*Goal*
Gather each line of the entries below that includes "Rata".
### Provided records ###
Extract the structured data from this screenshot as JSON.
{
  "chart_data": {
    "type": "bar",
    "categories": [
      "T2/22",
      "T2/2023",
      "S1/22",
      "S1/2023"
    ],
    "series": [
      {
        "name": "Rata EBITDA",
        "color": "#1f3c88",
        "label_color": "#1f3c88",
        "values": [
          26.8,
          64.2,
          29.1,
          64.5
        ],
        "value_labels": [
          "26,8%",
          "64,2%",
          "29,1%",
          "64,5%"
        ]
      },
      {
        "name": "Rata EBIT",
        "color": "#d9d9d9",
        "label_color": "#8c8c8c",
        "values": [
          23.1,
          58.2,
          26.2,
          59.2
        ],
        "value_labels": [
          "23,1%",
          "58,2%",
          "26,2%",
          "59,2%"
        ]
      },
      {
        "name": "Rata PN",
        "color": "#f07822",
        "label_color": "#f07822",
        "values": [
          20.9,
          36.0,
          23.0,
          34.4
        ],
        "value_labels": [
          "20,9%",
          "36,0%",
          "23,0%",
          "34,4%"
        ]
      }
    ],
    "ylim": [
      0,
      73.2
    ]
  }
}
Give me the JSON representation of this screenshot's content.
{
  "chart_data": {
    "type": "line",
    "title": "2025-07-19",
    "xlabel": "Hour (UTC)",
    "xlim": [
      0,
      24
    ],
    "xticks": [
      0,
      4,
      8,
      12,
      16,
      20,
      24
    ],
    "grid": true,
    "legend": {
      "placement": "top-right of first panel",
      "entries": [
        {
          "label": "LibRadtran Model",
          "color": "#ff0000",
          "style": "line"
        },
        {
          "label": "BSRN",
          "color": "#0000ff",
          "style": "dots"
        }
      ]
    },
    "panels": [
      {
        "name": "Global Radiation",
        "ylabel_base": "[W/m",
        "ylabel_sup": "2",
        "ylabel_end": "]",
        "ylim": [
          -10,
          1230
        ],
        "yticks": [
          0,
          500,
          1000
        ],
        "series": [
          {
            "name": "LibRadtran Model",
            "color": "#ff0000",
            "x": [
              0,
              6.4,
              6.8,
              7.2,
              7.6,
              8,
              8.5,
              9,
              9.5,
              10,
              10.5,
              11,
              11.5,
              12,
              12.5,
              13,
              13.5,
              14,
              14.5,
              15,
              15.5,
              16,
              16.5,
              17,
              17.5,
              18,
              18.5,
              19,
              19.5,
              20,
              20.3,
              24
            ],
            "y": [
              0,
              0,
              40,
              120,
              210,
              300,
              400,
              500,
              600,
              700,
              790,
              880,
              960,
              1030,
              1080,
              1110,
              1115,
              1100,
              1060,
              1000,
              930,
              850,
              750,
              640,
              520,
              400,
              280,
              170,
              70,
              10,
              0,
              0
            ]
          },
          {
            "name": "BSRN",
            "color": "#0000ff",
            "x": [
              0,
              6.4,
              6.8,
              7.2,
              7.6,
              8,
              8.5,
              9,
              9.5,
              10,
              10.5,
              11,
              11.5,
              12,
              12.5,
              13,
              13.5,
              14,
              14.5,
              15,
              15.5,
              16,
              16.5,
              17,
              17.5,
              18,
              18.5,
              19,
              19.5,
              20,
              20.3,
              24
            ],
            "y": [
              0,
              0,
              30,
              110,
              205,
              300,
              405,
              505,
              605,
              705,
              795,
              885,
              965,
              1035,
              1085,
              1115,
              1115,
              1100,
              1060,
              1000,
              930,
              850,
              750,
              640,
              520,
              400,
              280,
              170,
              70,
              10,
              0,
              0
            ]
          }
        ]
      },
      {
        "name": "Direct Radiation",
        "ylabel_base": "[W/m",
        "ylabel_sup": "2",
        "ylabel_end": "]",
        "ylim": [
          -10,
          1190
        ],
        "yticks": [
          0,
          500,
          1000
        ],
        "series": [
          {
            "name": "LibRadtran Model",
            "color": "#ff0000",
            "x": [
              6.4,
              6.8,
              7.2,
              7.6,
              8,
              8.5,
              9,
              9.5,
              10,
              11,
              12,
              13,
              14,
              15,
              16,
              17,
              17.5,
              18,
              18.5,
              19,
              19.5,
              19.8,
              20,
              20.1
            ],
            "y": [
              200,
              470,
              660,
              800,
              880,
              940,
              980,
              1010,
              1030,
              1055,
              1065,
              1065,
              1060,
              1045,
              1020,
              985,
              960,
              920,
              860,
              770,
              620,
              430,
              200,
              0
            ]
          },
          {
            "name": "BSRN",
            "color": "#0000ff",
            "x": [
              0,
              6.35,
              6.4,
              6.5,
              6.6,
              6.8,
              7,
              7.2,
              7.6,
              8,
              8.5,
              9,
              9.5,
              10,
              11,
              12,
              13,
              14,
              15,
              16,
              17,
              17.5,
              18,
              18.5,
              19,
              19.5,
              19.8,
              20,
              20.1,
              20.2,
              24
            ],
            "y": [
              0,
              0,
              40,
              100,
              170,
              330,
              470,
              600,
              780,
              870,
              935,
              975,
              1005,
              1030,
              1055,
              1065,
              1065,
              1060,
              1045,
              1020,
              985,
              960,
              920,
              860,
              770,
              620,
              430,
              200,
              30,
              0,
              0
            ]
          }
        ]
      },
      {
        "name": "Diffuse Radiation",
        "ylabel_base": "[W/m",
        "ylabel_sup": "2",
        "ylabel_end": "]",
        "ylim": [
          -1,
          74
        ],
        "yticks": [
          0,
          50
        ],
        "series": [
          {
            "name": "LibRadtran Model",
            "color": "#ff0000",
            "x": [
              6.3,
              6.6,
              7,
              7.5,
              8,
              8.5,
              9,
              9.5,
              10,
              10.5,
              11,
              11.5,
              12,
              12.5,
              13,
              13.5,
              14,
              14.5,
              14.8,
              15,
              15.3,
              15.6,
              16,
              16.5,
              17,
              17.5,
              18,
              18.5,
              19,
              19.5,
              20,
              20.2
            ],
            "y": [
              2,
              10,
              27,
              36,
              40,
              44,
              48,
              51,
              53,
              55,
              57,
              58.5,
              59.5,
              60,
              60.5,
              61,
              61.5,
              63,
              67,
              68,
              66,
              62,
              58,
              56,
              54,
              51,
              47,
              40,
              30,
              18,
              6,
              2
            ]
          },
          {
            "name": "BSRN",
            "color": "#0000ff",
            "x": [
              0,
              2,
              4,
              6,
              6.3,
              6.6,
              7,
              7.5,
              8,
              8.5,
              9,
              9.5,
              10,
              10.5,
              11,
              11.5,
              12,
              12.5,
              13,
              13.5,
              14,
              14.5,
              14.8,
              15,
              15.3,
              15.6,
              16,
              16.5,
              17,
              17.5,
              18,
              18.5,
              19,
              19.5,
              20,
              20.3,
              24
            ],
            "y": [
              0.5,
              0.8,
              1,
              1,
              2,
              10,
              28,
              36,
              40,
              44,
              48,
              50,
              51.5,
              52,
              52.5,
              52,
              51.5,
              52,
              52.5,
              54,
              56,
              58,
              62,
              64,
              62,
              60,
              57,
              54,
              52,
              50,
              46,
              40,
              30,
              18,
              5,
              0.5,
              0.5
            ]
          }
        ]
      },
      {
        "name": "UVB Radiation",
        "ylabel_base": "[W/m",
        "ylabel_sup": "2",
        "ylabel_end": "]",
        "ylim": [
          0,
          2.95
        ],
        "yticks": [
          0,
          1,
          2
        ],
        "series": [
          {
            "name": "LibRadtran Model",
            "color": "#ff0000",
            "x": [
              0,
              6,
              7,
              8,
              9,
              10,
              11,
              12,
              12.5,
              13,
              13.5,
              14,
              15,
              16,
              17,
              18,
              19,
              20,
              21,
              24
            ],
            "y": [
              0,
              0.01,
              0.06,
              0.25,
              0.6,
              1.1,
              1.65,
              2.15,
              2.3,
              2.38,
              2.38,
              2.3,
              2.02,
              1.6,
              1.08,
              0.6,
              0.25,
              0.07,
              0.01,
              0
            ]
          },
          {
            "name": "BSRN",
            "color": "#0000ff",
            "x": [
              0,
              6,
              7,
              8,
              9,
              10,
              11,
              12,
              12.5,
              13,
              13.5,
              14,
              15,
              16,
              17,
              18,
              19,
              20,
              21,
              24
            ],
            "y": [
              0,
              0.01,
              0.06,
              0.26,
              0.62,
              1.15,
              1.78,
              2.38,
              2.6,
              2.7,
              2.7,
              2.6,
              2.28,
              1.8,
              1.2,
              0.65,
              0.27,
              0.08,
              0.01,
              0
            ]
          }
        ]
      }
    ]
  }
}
###
*Exercise result*
        "name": "Rata EBITDA",
        "name": "Rata EBIT",
        "name": "Rata PN",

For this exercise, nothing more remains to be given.